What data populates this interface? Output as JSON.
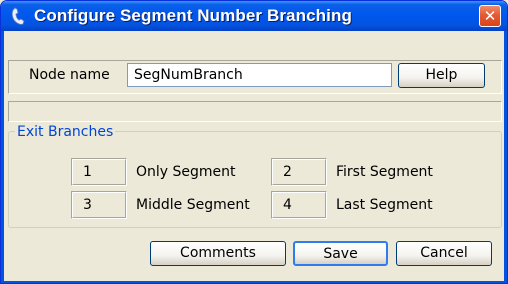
{
  "window": {
    "title": "Configure Segment Number Branching",
    "close_glyph": "✕",
    "title_icon": "phone-handset-icon"
  },
  "node": {
    "label": "Node name",
    "value": "SegNumBranch",
    "help_label": "Help"
  },
  "exit_branches": {
    "title": "Exit Branches",
    "items": [
      {
        "number": "1",
        "label": "Only Segment"
      },
      {
        "number": "2",
        "label": "First Segment"
      },
      {
        "number": "3",
        "label": "Middle Segment"
      },
      {
        "number": "4",
        "label": "Last Segment"
      }
    ]
  },
  "footer": {
    "comments_label": "Comments",
    "save_label": "Save",
    "cancel_label": "Cancel"
  },
  "colors": {
    "titlebar": "#0058ee",
    "close_button": "#e45b33",
    "group_title": "#0046d5",
    "dialog_bg": "#ece9d8"
  }
}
====================
• **TO BE DONE**: Count how many lines of the data include the word "Segment". Your reply should be that number alone.

• **FULL OUTPUT**: 5